SET EXERCISE -> Each line containing the word "American" should be found and copied.

INPUT ROWS ->
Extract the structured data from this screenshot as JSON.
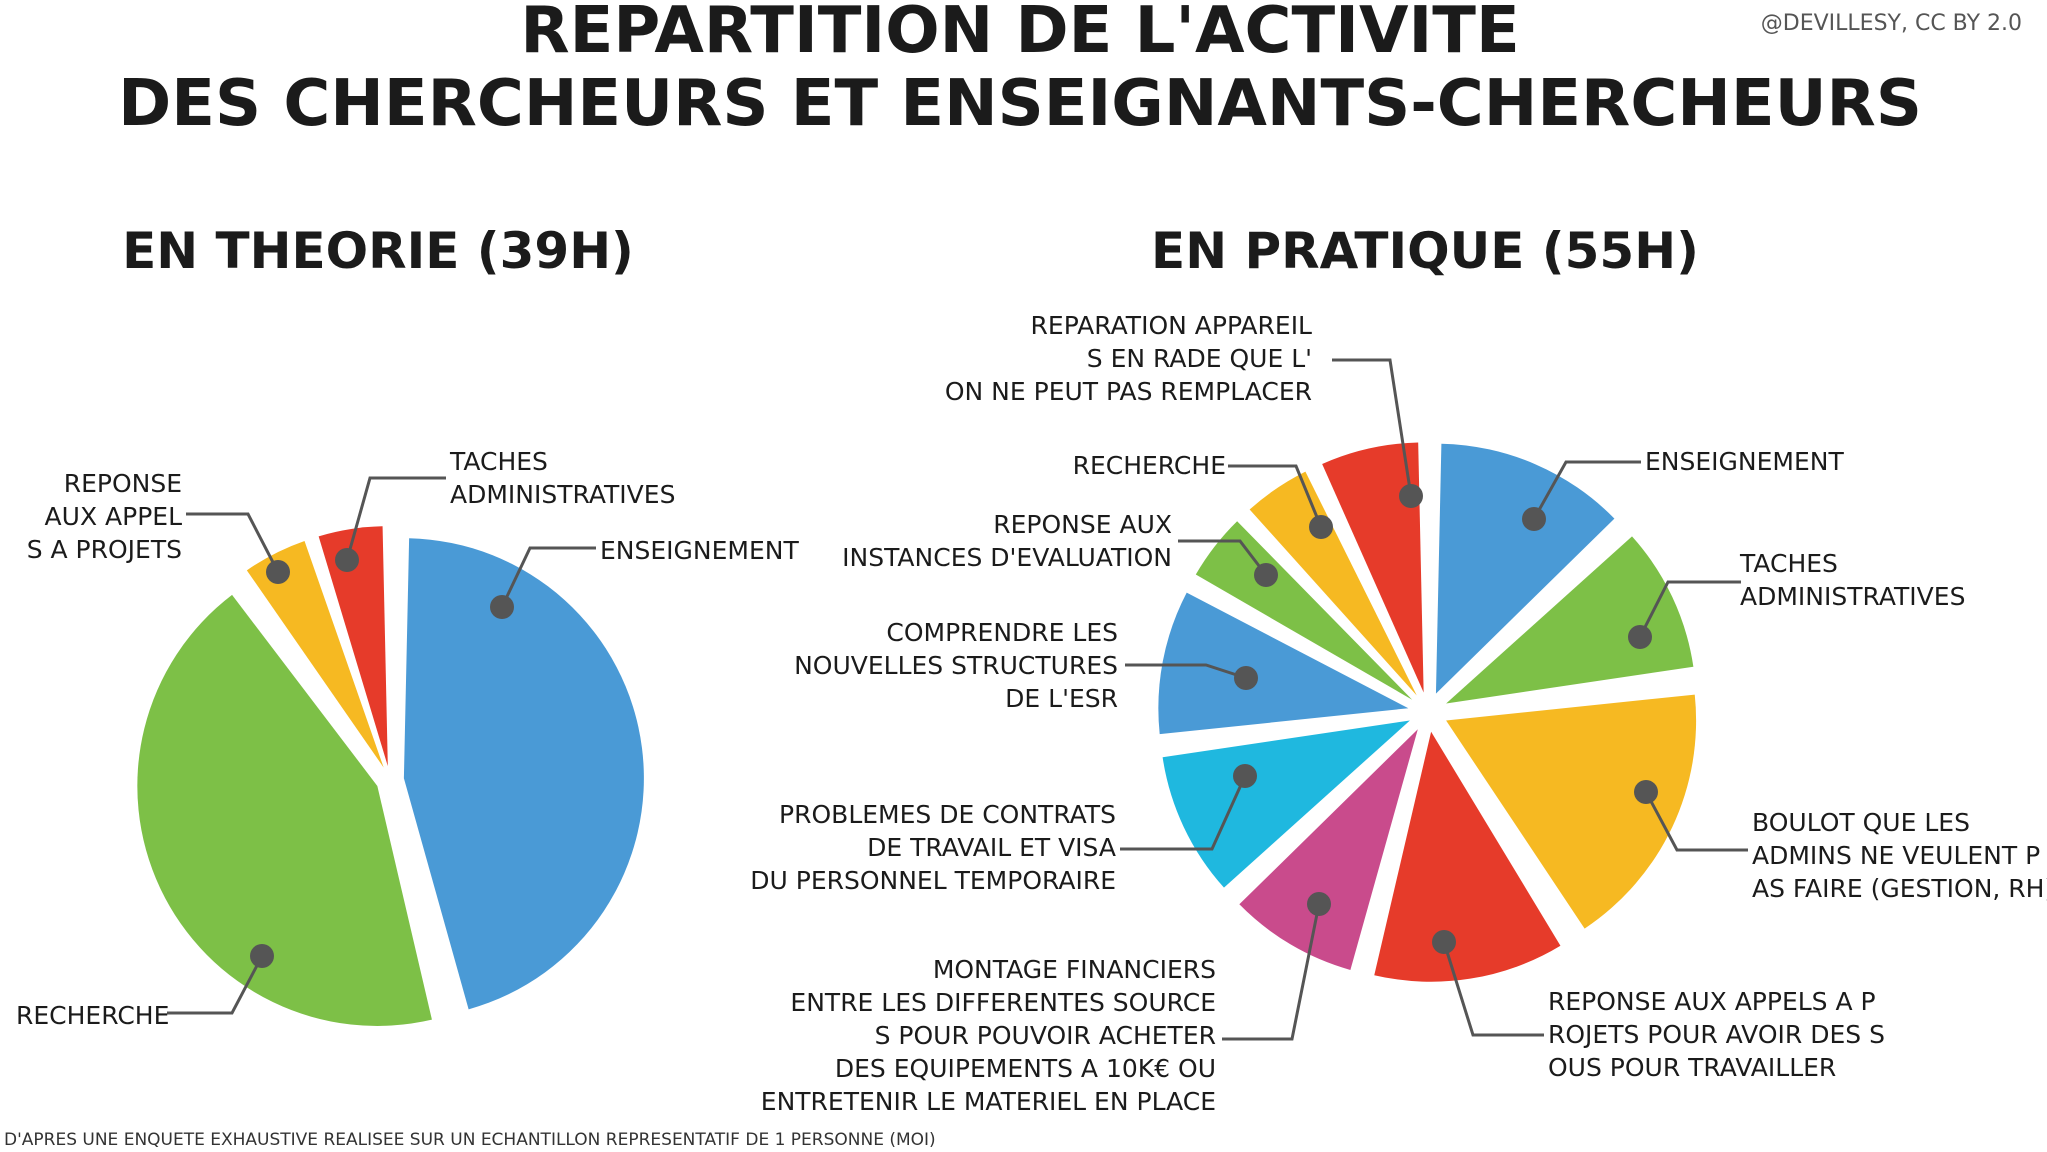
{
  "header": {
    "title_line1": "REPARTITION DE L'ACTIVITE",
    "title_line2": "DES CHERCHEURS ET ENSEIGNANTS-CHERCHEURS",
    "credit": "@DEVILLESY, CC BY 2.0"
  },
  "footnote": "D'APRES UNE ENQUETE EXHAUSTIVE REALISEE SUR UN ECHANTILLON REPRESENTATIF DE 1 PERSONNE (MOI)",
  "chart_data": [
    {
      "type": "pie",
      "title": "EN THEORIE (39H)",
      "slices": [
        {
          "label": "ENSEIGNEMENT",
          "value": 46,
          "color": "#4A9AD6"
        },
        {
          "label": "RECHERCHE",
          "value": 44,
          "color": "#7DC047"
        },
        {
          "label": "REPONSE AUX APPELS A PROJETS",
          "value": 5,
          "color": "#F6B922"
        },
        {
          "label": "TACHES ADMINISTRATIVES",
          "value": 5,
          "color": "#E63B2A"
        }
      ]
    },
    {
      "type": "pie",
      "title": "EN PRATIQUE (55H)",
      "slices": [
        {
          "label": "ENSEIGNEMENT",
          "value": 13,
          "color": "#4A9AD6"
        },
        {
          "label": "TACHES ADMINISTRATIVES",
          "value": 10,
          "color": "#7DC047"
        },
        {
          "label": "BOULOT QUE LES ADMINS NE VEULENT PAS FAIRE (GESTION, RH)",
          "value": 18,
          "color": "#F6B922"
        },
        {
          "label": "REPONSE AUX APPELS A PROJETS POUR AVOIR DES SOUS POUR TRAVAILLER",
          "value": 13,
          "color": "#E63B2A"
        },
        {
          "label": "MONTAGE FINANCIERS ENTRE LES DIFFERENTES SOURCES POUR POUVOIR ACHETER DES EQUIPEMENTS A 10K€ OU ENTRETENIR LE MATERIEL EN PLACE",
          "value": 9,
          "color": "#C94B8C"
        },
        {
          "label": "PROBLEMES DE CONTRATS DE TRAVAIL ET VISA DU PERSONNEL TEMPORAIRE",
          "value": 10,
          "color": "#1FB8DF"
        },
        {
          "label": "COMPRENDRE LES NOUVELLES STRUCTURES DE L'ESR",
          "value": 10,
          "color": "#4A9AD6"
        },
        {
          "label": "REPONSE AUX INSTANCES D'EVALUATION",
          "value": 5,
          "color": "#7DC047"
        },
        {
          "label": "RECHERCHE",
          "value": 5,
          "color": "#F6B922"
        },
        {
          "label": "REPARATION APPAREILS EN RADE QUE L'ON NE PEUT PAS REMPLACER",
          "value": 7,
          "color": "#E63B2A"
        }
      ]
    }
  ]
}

==

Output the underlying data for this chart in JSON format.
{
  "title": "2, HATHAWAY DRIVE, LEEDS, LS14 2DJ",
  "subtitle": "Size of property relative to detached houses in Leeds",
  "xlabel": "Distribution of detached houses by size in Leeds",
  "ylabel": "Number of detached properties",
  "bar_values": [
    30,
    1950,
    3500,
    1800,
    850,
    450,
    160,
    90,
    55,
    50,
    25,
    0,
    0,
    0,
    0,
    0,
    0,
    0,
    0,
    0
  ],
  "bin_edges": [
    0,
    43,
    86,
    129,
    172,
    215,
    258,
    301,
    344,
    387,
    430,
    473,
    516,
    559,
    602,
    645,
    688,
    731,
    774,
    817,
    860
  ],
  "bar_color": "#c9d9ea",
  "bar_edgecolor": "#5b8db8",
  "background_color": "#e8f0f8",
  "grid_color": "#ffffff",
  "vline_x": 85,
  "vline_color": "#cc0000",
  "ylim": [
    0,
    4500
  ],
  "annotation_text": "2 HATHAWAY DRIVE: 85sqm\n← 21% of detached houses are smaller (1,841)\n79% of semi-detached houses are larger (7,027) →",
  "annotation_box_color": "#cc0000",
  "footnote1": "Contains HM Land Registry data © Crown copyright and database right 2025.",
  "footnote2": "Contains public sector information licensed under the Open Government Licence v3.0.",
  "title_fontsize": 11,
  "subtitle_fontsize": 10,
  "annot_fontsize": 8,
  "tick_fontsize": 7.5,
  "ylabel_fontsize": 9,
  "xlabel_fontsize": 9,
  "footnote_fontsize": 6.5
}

* * *

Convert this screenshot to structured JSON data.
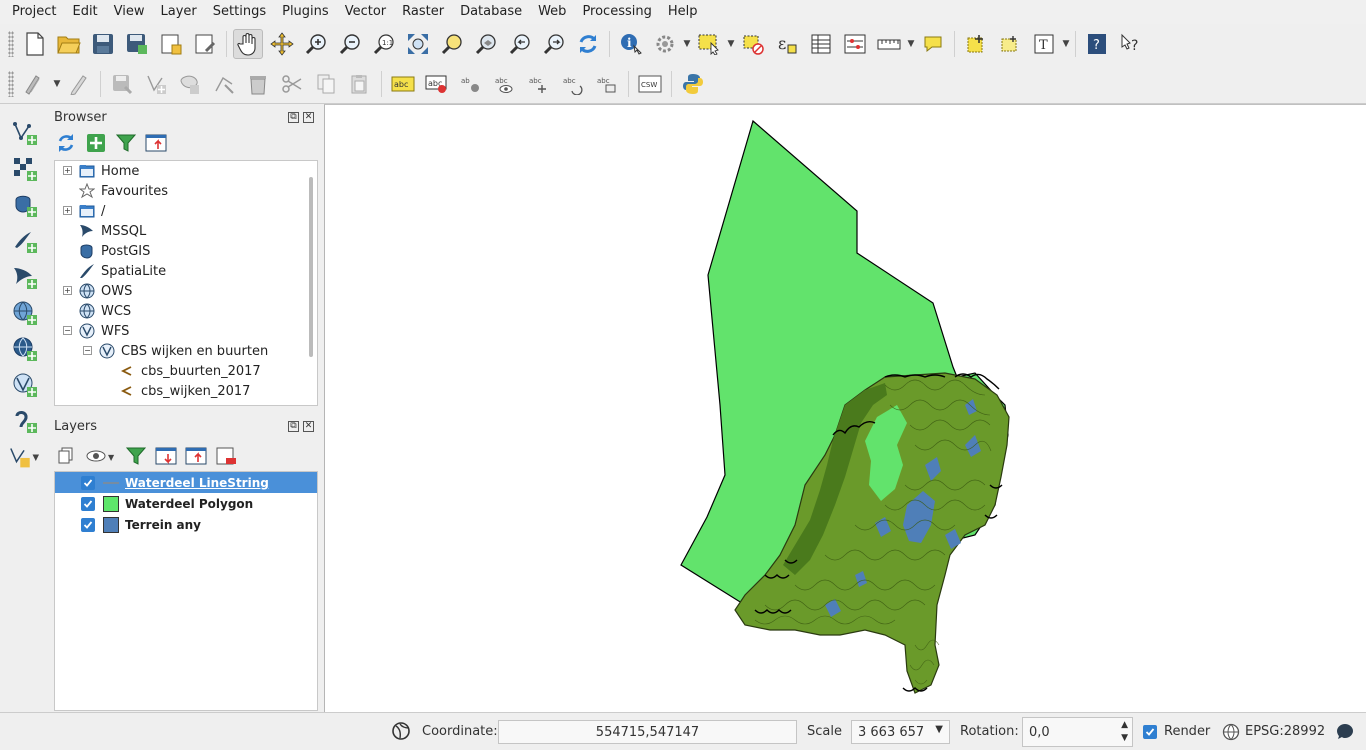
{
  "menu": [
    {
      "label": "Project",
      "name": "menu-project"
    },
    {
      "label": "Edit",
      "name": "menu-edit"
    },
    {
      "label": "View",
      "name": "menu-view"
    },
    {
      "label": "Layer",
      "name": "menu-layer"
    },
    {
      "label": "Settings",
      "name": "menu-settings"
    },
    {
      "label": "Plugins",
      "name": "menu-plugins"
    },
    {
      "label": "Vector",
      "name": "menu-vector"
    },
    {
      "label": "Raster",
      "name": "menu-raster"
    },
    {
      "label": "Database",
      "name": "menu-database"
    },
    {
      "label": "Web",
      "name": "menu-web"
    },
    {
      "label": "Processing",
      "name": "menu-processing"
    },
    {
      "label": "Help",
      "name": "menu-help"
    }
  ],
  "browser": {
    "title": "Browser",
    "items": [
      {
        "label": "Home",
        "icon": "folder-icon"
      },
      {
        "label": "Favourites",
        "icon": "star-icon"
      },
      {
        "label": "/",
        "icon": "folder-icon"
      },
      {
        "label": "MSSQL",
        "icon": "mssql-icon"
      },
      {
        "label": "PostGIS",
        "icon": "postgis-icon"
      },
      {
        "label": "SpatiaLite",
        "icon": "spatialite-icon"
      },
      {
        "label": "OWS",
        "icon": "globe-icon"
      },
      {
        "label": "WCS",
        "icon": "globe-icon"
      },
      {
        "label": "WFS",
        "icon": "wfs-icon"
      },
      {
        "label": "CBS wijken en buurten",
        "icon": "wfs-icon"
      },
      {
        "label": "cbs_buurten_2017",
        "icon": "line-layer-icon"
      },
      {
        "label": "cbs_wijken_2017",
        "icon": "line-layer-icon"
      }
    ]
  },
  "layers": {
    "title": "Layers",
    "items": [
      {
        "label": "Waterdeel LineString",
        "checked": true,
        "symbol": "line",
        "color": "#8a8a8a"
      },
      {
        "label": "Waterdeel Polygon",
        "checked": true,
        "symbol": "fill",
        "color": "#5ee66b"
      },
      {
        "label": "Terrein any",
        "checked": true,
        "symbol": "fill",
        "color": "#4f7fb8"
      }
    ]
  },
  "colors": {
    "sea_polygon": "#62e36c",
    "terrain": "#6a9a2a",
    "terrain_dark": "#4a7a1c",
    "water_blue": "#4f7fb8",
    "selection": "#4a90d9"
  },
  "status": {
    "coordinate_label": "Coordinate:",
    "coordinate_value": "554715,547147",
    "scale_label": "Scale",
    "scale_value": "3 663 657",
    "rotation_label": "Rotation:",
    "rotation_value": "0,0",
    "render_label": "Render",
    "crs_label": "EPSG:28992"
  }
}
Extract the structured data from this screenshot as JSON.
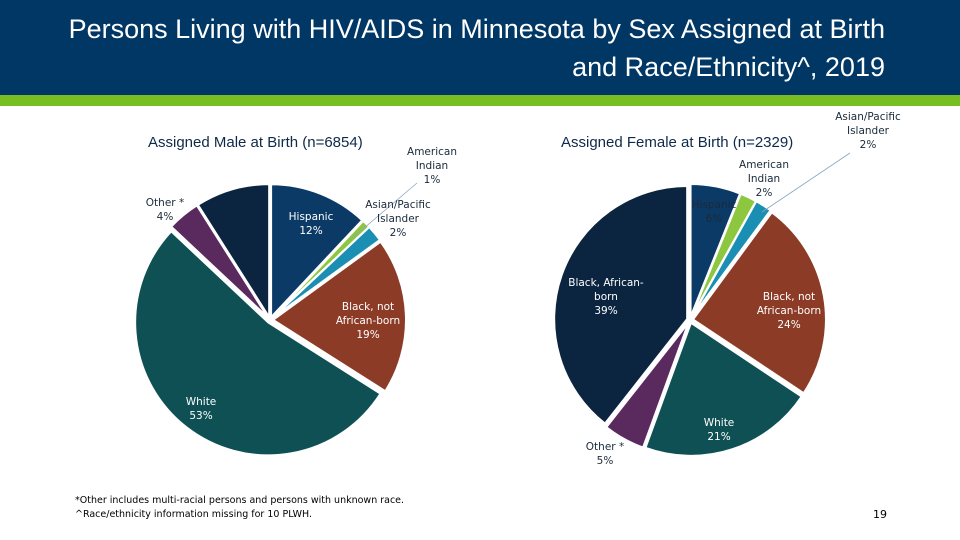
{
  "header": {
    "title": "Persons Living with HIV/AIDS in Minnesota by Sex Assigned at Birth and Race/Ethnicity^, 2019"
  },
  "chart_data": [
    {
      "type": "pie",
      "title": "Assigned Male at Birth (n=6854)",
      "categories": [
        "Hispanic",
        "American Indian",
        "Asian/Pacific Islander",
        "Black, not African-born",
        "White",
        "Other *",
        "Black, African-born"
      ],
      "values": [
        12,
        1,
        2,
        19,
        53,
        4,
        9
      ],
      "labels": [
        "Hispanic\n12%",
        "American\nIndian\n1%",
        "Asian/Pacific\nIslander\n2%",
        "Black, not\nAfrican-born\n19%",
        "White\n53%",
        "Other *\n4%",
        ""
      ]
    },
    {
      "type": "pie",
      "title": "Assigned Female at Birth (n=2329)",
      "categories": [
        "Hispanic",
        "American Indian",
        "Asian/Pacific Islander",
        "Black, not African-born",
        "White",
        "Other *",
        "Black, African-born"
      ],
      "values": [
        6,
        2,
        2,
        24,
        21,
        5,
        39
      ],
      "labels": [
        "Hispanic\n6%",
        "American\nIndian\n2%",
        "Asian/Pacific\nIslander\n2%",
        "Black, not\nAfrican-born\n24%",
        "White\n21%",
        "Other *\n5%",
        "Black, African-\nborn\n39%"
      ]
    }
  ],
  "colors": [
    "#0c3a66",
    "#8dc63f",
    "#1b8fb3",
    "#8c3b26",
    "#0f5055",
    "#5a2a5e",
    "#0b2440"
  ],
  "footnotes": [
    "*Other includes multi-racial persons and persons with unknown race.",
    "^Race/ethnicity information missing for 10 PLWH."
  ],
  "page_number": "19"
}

EXERCISE RESULT ->
        "American Indian",
        "American\nIndian\n1%",
        "American Indian",
        "American\nIndian\n2%",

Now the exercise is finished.